▶ Aim of the exercise: From the records below, extract all the text exactly and leave the images behind.

-=-=-

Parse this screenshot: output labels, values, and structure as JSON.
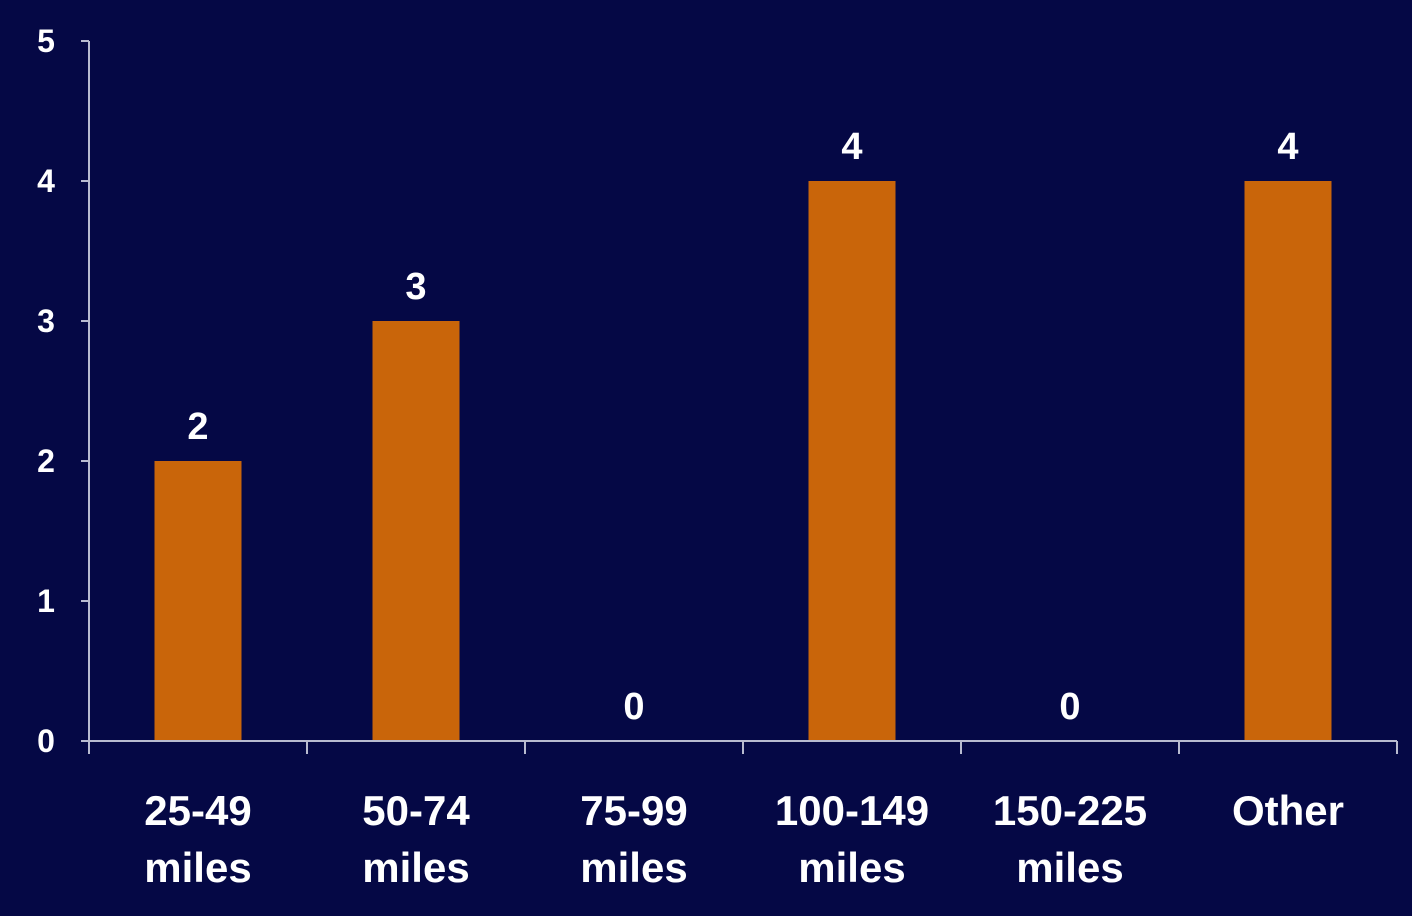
{
  "chart_data": {
    "type": "bar",
    "categories": [
      [
        "25-49",
        "miles"
      ],
      [
        "50-74",
        "miles"
      ],
      [
        "75-99",
        "miles"
      ],
      [
        "100-149",
        "miles"
      ],
      [
        "150-225",
        "miles"
      ],
      [
        "Other"
      ]
    ],
    "values": [
      2,
      3,
      0,
      4,
      0,
      4
    ],
    "ylim": [
      0,
      5
    ],
    "yticks": [
      0,
      1,
      2,
      3,
      4,
      5
    ],
    "data_labels": [
      "2",
      "3",
      "0",
      "4",
      "0",
      "4"
    ],
    "grid": false,
    "legend": "none"
  },
  "colors": {
    "background": "#050845",
    "bar": "#c9650a",
    "axis": "#b9bbd0",
    "text": "#ffffff"
  }
}
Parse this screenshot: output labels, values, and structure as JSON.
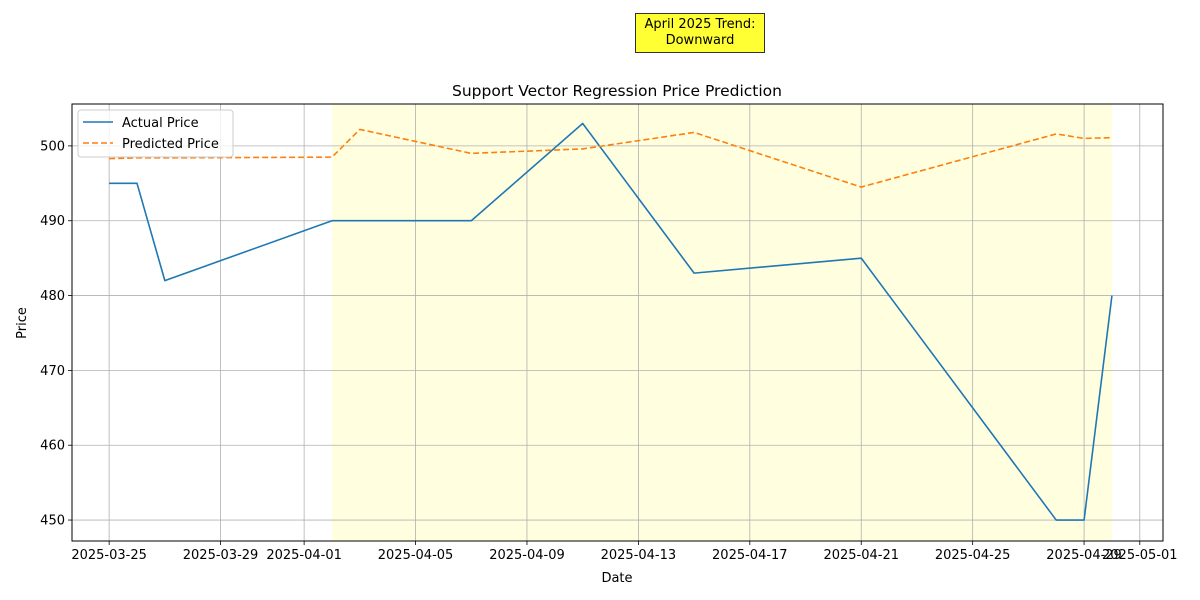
{
  "chart_data": {
    "type": "line",
    "title": "Support Vector Regression Price Prediction",
    "xlabel": "Date",
    "ylabel": "Price",
    "xlim": [
      "2025-03-23T16:00",
      "2025-05-01T20:00"
    ],
    "ylim": [
      447.2,
      505.6
    ],
    "x_ticks": [
      "2025-03-25",
      "2025-03-29",
      "2025-04-01",
      "2025-04-05",
      "2025-04-09",
      "2025-04-13",
      "2025-04-17",
      "2025-04-21",
      "2025-04-25",
      "2025-04-29",
      "2025-05-01"
    ],
    "y_ticks": [
      450,
      460,
      470,
      480,
      490,
      500
    ],
    "grid": true,
    "legend_position": "upper left",
    "highlight_range": [
      "2025-04-02",
      "2025-04-30"
    ],
    "highlight_color": "#ffffe0",
    "annotation": {
      "line1": "April 2025 Trend:",
      "line2": "Downward",
      "color": "#ffff33"
    },
    "series": [
      {
        "name": "Actual Price",
        "style": "solid",
        "color": "#1f77b4",
        "points": [
          [
            "2025-03-25",
            495
          ],
          [
            "2025-03-26",
            495
          ],
          [
            "2025-03-27",
            482
          ],
          [
            "2025-04-02",
            490
          ],
          [
            "2025-04-07",
            490
          ],
          [
            "2025-04-11",
            503
          ],
          [
            "2025-04-15",
            483
          ],
          [
            "2025-04-21",
            485
          ],
          [
            "2025-04-28",
            450
          ],
          [
            "2025-04-29",
            450
          ],
          [
            "2025-04-30",
            480
          ]
        ]
      },
      {
        "name": "Predicted Price",
        "style": "dashed",
        "color": "#ff7f0e",
        "points": [
          [
            "2025-03-25",
            498.3
          ],
          [
            "2025-03-26",
            498.4
          ],
          [
            "2025-03-27",
            498.4
          ],
          [
            "2025-04-02",
            498.5
          ],
          [
            "2025-04-03",
            502.2
          ],
          [
            "2025-04-07",
            499.0
          ],
          [
            "2025-04-11",
            499.6
          ],
          [
            "2025-04-15",
            501.8
          ],
          [
            "2025-04-21",
            494.5
          ],
          [
            "2025-04-28",
            501.6
          ],
          [
            "2025-04-29",
            501.0
          ],
          [
            "2025-04-30",
            501.1
          ]
        ]
      }
    ]
  }
}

-=-=-

▶ Exercise response:
Parse this screenshot: output labels, values, and structure as JSON.
{
  "chart_data": {
    "type": "bar",
    "categories": [
      [
        "25-49",
        "miles"
      ],
      [
        "50-74",
        "miles"
      ],
      [
        "75-99",
        "miles"
      ],
      [
        "100-149",
        "miles"
      ],
      [
        "150-225",
        "miles"
      ],
      [
        "Other"
      ]
    ],
    "values": [
      2,
      3,
      0,
      4,
      0,
      4
    ],
    "ylim": [
      0,
      5
    ],
    "yticks": [
      0,
      1,
      2,
      3,
      4,
      5
    ],
    "data_labels": [
      "2",
      "3",
      "0",
      "4",
      "0",
      "4"
    ],
    "grid": false,
    "legend": "none"
  },
  "colors": {
    "background": "#050845",
    "bar": "#c9650a",
    "axis": "#b9bbd0",
    "text": "#ffffff"
  }
}
Parse this screenshot: output labels, values, and structure as JSON.
{
  "chart_data": {
    "type": "line",
    "title": "Support Vector Regression Price Prediction",
    "xlabel": "Date",
    "ylabel": "Price",
    "xlim": [
      "2025-03-23T16:00",
      "2025-05-01T20:00"
    ],
    "ylim": [
      447.2,
      505.6
    ],
    "x_ticks": [
      "2025-03-25",
      "2025-03-29",
      "2025-04-01",
      "2025-04-05",
      "2025-04-09",
      "2025-04-13",
      "2025-04-17",
      "2025-04-21",
      "2025-04-25",
      "2025-04-29",
      "2025-05-01"
    ],
    "y_ticks": [
      450,
      460,
      470,
      480,
      490,
      500
    ],
    "grid": true,
    "legend_position": "upper left",
    "highlight_range": [
      "2025-04-02",
      "2025-04-30"
    ],
    "highlight_color": "#ffffe0",
    "annotation": {
      "line1": "April 2025 Trend:",
      "line2": "Downward",
      "color": "#ffff33"
    },
    "series": [
      {
        "name": "Actual Price",
        "style": "solid",
        "color": "#1f77b4",
        "points": [
          [
            "2025-03-25",
            495
          ],
          [
            "2025-03-26",
            495
          ],
          [
            "2025-03-27",
            482
          ],
          [
            "2025-04-02",
            490
          ],
          [
            "2025-04-07",
            490
          ],
          [
            "2025-04-11",
            503
          ],
          [
            "2025-04-15",
            483
          ],
          [
            "2025-04-21",
            485
          ],
          [
            "2025-04-28",
            450
          ],
          [
            "2025-04-29",
            450
          ],
          [
            "2025-04-30",
            480
          ]
        ]
      },
      {
        "name": "Predicted Price",
        "style": "dashed",
        "color": "#ff7f0e",
        "points": [
          [
            "2025-03-25",
            498.3
          ],
          [
            "2025-03-26",
            498.4
          ],
          [
            "2025-03-27",
            498.4
          ],
          [
            "2025-04-02",
            498.5
          ],
          [
            "2025-04-03",
            502.2
          ],
          [
            "2025-04-07",
            499.0
          ],
          [
            "2025-04-11",
            499.6
          ],
          [
            "2025-04-15",
            501.8
          ],
          [
            "2025-04-21",
            494.5
          ],
          [
            "2025-04-28",
            501.6
          ],
          [
            "2025-04-29",
            501.0
          ],
          [
            "2025-04-30",
            501.1
          ]
        ]
      }
    ]
  }
}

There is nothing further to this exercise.